Task description
Write out the data below in full. Keep it exact.

Collected data entries

******

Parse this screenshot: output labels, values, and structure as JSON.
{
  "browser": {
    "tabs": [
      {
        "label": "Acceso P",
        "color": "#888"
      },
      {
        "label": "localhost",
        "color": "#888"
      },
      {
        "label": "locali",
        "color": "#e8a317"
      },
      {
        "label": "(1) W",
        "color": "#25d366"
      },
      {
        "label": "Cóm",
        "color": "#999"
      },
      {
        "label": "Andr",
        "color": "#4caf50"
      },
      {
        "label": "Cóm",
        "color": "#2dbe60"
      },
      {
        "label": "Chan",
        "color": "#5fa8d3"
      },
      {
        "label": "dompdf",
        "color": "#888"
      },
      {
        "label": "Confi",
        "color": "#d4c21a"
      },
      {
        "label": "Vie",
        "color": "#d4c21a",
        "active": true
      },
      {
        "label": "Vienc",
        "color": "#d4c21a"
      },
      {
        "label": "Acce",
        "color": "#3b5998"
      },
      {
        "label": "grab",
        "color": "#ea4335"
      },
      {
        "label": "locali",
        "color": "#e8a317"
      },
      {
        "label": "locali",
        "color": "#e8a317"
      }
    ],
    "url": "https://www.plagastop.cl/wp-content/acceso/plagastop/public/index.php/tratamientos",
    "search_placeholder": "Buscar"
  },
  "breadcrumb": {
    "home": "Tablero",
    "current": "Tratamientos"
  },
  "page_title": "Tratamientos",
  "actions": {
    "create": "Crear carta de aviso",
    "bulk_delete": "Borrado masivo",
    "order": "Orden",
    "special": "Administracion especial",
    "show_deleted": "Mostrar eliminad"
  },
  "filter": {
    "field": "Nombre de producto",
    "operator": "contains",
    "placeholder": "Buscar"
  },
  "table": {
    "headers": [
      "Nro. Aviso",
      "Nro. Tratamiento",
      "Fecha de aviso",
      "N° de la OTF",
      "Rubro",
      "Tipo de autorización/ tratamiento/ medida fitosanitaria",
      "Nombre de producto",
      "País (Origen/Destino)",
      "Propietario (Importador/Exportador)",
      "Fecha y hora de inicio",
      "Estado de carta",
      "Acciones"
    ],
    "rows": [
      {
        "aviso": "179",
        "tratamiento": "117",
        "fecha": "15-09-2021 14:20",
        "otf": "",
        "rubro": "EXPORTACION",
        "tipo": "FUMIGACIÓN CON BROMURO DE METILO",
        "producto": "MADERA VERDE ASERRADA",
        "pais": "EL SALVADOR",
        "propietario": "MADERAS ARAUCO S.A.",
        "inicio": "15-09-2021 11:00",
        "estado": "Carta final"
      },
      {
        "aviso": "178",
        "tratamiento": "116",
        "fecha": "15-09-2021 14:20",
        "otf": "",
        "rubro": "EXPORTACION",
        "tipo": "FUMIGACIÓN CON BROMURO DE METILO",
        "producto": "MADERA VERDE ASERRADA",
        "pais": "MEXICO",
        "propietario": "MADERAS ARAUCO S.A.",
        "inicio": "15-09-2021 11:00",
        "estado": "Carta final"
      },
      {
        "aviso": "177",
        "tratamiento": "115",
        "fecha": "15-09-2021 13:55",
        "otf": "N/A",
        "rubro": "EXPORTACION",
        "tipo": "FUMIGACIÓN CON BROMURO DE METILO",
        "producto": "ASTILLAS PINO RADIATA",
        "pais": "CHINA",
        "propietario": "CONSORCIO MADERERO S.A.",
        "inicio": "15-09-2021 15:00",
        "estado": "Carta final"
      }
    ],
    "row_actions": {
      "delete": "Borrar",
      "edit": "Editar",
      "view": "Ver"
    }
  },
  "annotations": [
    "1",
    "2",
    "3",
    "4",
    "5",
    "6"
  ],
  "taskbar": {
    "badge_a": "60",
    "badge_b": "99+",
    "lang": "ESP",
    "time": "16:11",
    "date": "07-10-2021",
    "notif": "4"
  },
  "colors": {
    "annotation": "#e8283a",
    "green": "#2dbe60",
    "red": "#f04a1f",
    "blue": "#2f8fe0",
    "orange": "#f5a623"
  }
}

******

Result for this task
Parse this screenshot: output labels, values, and structure as JSON.
{
  "browser": {
    "tabs": [
      {
        "label": "Acceso P",
        "color": "#888"
      },
      {
        "label": "localhost",
        "color": "#888"
      },
      {
        "label": "locali",
        "color": "#e8a317"
      },
      {
        "label": "(1) W",
        "color": "#25d366"
      },
      {
        "label": "Cóm",
        "color": "#999"
      },
      {
        "label": "Andr",
        "color": "#4caf50"
      },
      {
        "label": "Cóm",
        "color": "#2dbe60"
      },
      {
        "label": "Chan",
        "color": "#5fa8d3"
      },
      {
        "label": "dompdf",
        "color": "#888"
      },
      {
        "label": "Confi",
        "color": "#d4c21a"
      },
      {
        "label": "Vie",
        "color": "#d4c21a",
        "active": true
      },
      {
        "label": "Vienc",
        "color": "#d4c21a"
      },
      {
        "label": "Acce",
        "color": "#3b5998"
      },
      {
        "label": "grab",
        "color": "#ea4335"
      },
      {
        "label": "locali",
        "color": "#e8a317"
      },
      {
        "label": "locali",
        "color": "#e8a317"
      }
    ],
    "url": "https://www.plagastop.cl/wp-content/acceso/plagastop/public/index.php/tratamientos",
    "search_placeholder": "Buscar"
  },
  "breadcrumb": {
    "home": "Tablero",
    "current": "Tratamientos"
  },
  "page_title": "Tratamientos",
  "actions": {
    "create": "Crear carta de aviso",
    "bulk_delete": "Borrado masivo",
    "order": "Orden",
    "special": "Administracion especial",
    "show_deleted": "Mostrar eliminad"
  },
  "filter": {
    "field": "Nombre de producto",
    "operator": "contains",
    "placeholder": "Buscar"
  },
  "table": {
    "headers": [
      "Nro. Aviso",
      "Nro. Tratamiento",
      "Fecha de aviso",
      "N° de la OTF",
      "Rubro",
      "Tipo de autorización/ tratamiento/ medida fitosanitaria",
      "Nombre de producto",
      "País (Origen/Destino)",
      "Propietario (Importador/Exportador)",
      "Fecha y hora de inicio",
      "Estado de carta",
      "Acciones"
    ],
    "rows": [
      {
        "aviso": "179",
        "tratamiento": "117",
        "fecha": "15-09-2021 14:20",
        "otf": "",
        "rubro": "EXPORTACION",
        "tipo": "FUMIGACIÓN CON BROMURO DE METILO",
        "producto": "MADERA VERDE ASERRADA",
        "pais": "EL SALVADOR",
        "propietario": "MADERAS ARAUCO S.A.",
        "inicio": "15-09-2021 11:00",
        "estado": "Carta final"
      },
      {
        "aviso": "178",
        "tratamiento": "116",
        "fecha": "15-09-2021 14:20",
        "otf": "",
        "rubro": "EXPORTACION",
        "tipo": "FUMIGACIÓN CON BROMURO DE METILO",
        "producto": "MADERA VERDE ASERRADA",
        "pais": "MEXICO",
        "propietario": "MADERAS ARAUCO S.A.",
        "inicio": "15-09-2021 11:00",
        "estado": "Carta final"
      },
      {
        "aviso": "177",
        "tratamiento": "115",
        "fecha": "15-09-2021 13:55",
        "otf": "N/A",
        "rubro": "EXPORTACION",
        "tipo": "FUMIGACIÓN CON BROMURO DE METILO",
        "producto": "ASTILLAS PINO RADIATA",
        "pais": "CHINA",
        "propietario": "CONSORCIO MADERERO S.A.",
        "inicio": "15-09-2021 15:00",
        "estado": "Carta final"
      }
    ],
    "row_actions": {
      "delete": "Borrar",
      "edit": "Editar",
      "view": "Ver"
    }
  },
  "annotations": [
    "1",
    "2",
    "3",
    "4",
    "5",
    "6"
  ],
  "taskbar": {
    "badge_a": "60",
    "badge_b": "99+",
    "lang": "ESP",
    "time": "16:11",
    "date": "07-10-2021",
    "notif": "4"
  },
  "colors": {
    "annotation": "#e8283a",
    "green": "#2dbe60",
    "red": "#f04a1f",
    "blue": "#2f8fe0",
    "orange": "#f5a623"
  }
}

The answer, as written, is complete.